Objective: Return the entries verbatim and drop every picture.

[begin Records for processing]

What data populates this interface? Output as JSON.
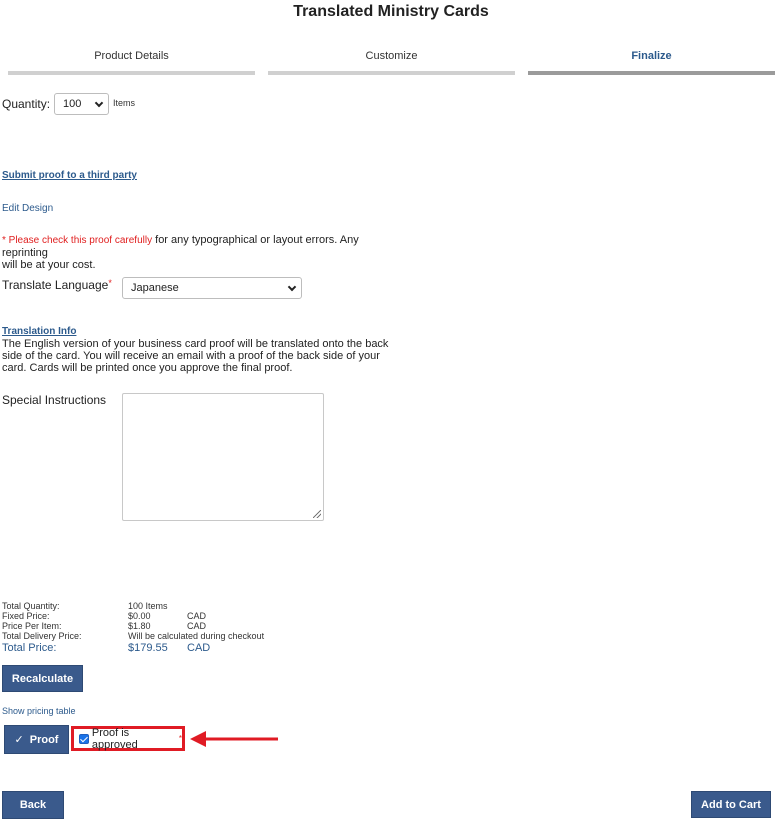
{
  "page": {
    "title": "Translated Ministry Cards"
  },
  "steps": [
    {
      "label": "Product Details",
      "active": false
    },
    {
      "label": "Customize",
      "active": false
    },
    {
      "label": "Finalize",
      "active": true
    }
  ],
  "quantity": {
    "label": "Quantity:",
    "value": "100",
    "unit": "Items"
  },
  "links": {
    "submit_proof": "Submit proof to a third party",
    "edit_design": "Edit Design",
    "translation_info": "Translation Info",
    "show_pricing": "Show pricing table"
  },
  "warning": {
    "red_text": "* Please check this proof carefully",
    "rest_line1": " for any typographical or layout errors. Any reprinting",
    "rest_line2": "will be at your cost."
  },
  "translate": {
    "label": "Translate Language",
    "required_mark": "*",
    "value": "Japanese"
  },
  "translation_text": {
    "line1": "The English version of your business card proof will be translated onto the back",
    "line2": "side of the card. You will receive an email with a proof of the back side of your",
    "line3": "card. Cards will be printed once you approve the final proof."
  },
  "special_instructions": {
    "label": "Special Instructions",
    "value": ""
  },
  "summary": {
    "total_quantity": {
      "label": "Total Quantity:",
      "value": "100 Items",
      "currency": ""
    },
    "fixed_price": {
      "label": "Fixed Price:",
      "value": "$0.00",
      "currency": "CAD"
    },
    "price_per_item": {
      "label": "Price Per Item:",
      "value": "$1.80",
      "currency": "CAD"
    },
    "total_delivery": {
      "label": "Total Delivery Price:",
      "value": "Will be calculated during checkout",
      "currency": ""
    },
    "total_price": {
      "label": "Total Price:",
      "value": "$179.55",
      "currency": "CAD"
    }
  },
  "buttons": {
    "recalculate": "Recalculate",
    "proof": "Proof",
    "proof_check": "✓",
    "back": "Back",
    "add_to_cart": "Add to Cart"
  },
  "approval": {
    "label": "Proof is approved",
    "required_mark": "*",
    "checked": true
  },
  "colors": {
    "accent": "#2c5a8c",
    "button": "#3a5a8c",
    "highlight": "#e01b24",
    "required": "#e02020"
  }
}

[end Records for processing]

Response to the exercise:
What data populates this interface? Output as JSON.
{
  "page": {
    "title": "Translated Ministry Cards"
  },
  "steps": [
    {
      "label": "Product Details",
      "active": false
    },
    {
      "label": "Customize",
      "active": false
    },
    {
      "label": "Finalize",
      "active": true
    }
  ],
  "quantity": {
    "label": "Quantity:",
    "value": "100",
    "unit": "Items"
  },
  "links": {
    "submit_proof": "Submit proof to a third party",
    "edit_design": "Edit Design",
    "translation_info": "Translation Info",
    "show_pricing": "Show pricing table"
  },
  "warning": {
    "red_text": "* Please check this proof carefully",
    "rest_line1": " for any typographical or layout errors. Any reprinting",
    "rest_line2": "will be at your cost."
  },
  "translate": {
    "label": "Translate Language",
    "required_mark": "*",
    "value": "Japanese"
  },
  "translation_text": {
    "line1": "The English version of your business card proof will be translated onto the back",
    "line2": "side of the card. You will receive an email with a proof of the back side of your",
    "line3": "card. Cards will be printed once you approve the final proof."
  },
  "special_instructions": {
    "label": "Special Instructions",
    "value": ""
  },
  "summary": {
    "total_quantity": {
      "label": "Total Quantity:",
      "value": "100 Items",
      "currency": ""
    },
    "fixed_price": {
      "label": "Fixed Price:",
      "value": "$0.00",
      "currency": "CAD"
    },
    "price_per_item": {
      "label": "Price Per Item:",
      "value": "$1.80",
      "currency": "CAD"
    },
    "total_delivery": {
      "label": "Total Delivery Price:",
      "value": "Will be calculated during checkout",
      "currency": ""
    },
    "total_price": {
      "label": "Total Price:",
      "value": "$179.55",
      "currency": "CAD"
    }
  },
  "buttons": {
    "recalculate": "Recalculate",
    "proof": "Proof",
    "proof_check": "✓",
    "back": "Back",
    "add_to_cart": "Add to Cart"
  },
  "approval": {
    "label": "Proof is approved",
    "required_mark": "*",
    "checked": true
  },
  "colors": {
    "accent": "#2c5a8c",
    "button": "#3a5a8c",
    "highlight": "#e01b24",
    "required": "#e02020"
  }
}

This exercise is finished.